### [Short problem]
Reply with one number: the count of lines in the data that hold the string "召开了动员会".

### [Data entries]
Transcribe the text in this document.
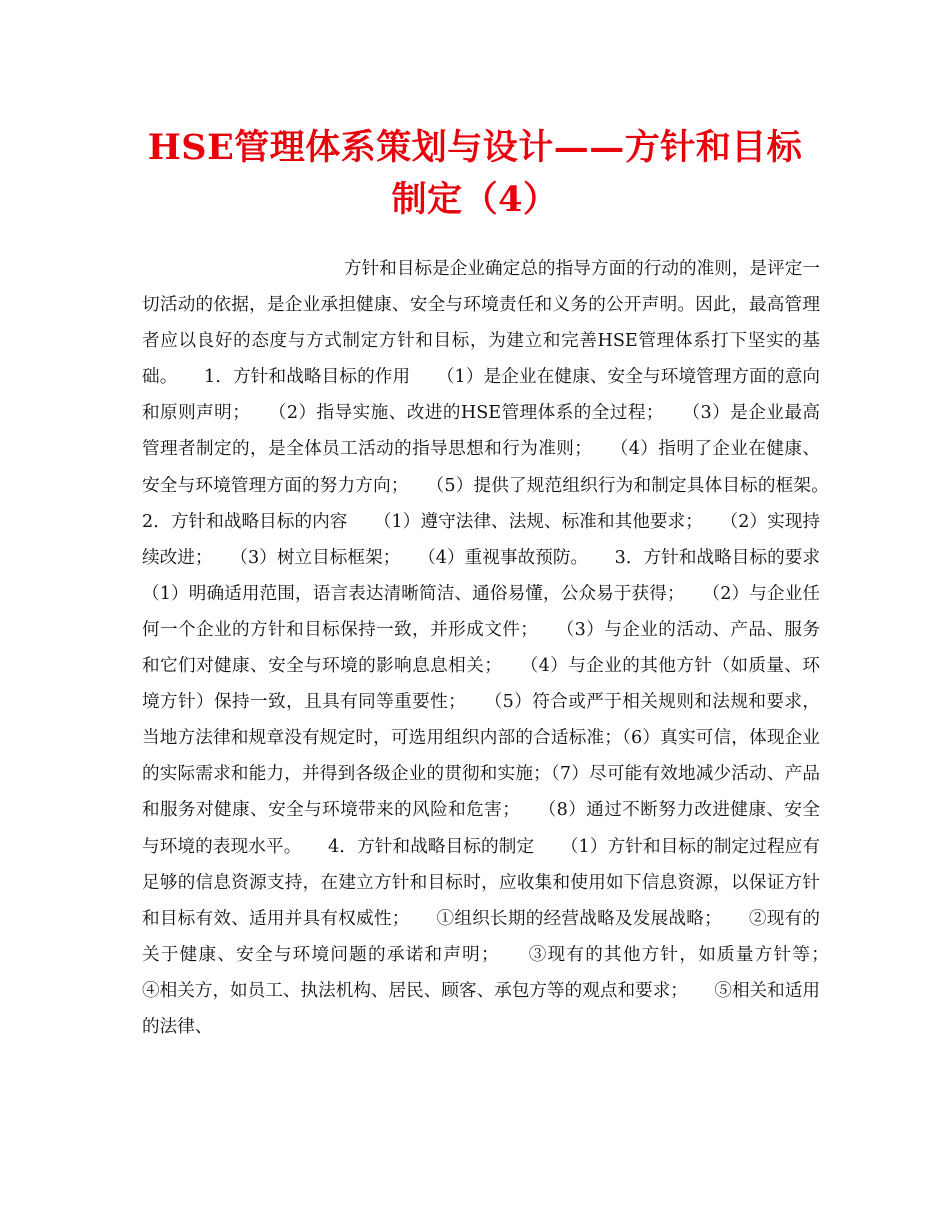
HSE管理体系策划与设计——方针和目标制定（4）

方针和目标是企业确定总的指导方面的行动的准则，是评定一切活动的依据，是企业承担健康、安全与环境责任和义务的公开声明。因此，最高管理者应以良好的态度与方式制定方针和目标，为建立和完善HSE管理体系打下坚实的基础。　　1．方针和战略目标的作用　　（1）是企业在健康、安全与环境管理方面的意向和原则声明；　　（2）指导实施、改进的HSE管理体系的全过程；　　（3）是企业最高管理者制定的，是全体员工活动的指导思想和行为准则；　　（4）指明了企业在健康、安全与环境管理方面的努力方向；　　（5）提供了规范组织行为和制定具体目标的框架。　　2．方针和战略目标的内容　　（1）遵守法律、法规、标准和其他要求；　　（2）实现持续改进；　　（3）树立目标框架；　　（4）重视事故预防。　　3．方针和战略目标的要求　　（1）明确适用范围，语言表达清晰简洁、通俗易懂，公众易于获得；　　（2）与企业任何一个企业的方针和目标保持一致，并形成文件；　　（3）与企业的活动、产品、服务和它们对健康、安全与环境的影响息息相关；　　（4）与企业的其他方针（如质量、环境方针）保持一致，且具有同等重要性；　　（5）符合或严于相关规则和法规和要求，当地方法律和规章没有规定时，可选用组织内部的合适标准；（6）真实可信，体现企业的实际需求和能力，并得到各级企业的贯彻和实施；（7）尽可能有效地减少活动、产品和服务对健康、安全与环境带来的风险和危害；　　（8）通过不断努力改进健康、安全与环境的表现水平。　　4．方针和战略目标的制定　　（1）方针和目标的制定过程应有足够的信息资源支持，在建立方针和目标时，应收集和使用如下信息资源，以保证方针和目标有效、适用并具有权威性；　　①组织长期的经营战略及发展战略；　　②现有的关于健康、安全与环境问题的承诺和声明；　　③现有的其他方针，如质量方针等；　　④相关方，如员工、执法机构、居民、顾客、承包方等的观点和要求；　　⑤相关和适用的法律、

---

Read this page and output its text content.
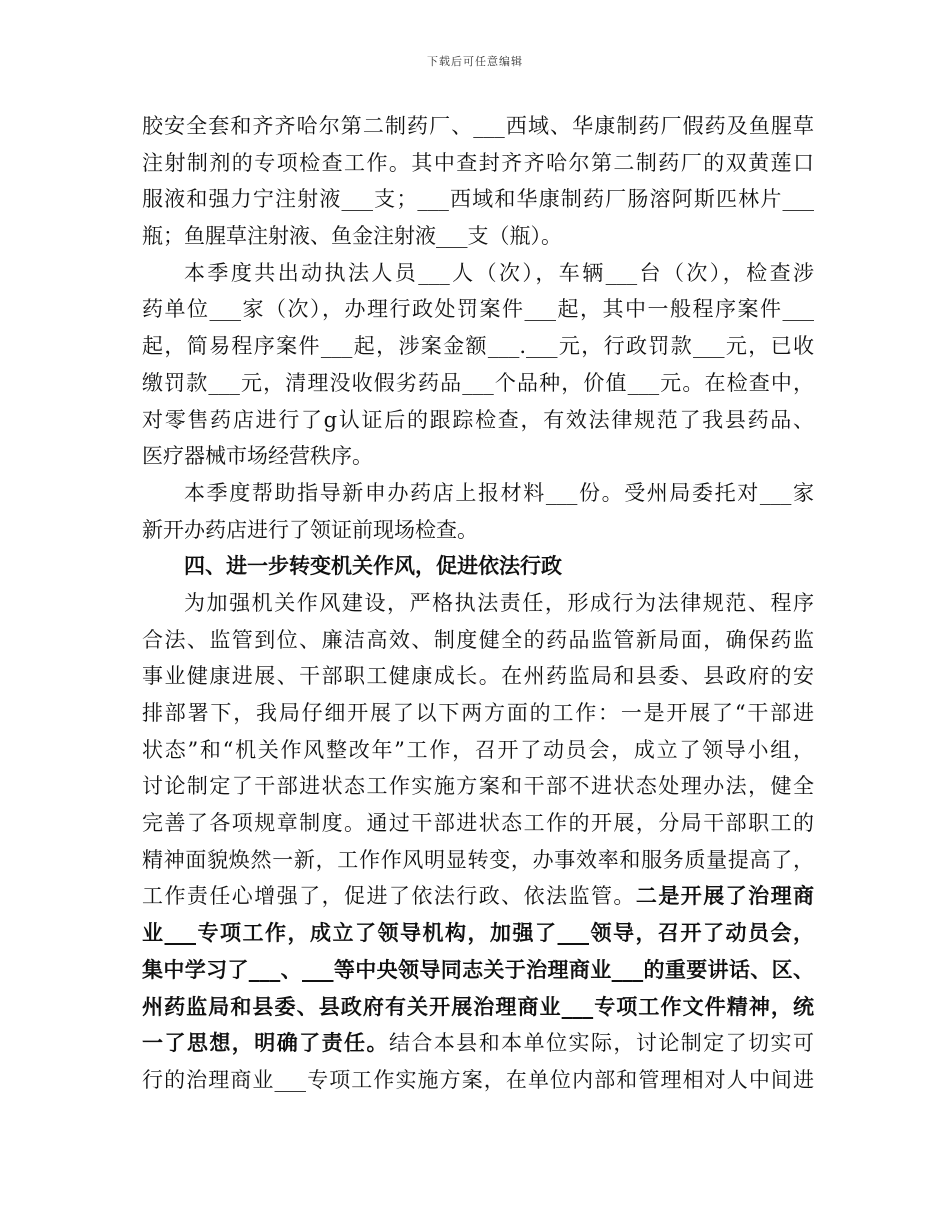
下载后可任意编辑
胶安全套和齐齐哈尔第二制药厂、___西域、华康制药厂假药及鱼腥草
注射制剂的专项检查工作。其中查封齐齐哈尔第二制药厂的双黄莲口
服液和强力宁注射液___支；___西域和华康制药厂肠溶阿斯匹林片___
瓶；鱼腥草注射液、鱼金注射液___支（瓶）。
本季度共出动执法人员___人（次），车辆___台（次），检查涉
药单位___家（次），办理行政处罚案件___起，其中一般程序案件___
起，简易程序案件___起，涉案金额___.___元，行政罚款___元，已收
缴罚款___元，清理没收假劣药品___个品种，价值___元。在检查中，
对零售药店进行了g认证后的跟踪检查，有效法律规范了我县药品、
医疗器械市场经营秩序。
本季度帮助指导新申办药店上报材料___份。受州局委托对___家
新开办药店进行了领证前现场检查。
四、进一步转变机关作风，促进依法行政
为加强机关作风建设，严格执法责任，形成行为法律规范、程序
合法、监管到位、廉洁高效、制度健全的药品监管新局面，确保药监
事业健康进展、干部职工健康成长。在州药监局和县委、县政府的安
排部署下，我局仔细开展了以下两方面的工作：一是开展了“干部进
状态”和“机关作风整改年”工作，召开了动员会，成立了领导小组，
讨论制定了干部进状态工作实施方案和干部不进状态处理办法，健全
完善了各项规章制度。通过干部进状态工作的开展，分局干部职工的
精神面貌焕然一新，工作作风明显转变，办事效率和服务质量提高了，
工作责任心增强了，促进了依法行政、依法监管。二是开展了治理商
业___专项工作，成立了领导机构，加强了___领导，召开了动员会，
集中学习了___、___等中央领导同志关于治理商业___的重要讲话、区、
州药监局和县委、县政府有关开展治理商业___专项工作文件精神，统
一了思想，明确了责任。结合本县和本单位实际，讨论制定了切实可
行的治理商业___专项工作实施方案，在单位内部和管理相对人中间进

...

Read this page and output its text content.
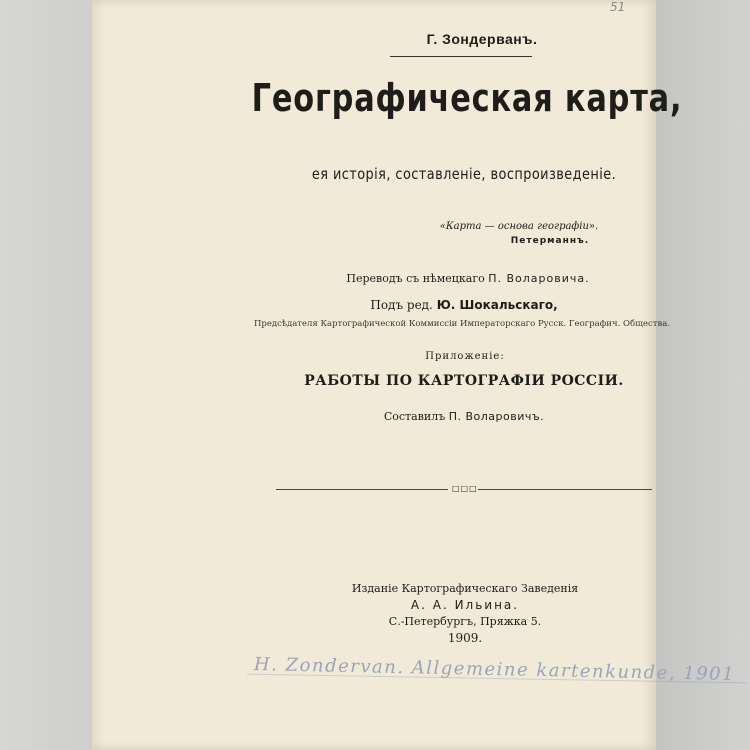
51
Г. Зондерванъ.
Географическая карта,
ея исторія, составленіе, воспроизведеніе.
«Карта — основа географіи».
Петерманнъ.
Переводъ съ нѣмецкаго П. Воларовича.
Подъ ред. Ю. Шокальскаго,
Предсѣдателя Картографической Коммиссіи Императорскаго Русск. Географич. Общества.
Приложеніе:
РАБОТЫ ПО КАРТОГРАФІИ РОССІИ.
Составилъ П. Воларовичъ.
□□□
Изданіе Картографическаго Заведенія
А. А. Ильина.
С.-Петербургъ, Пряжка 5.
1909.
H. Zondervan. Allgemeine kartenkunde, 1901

### [Solution to this exercise]
2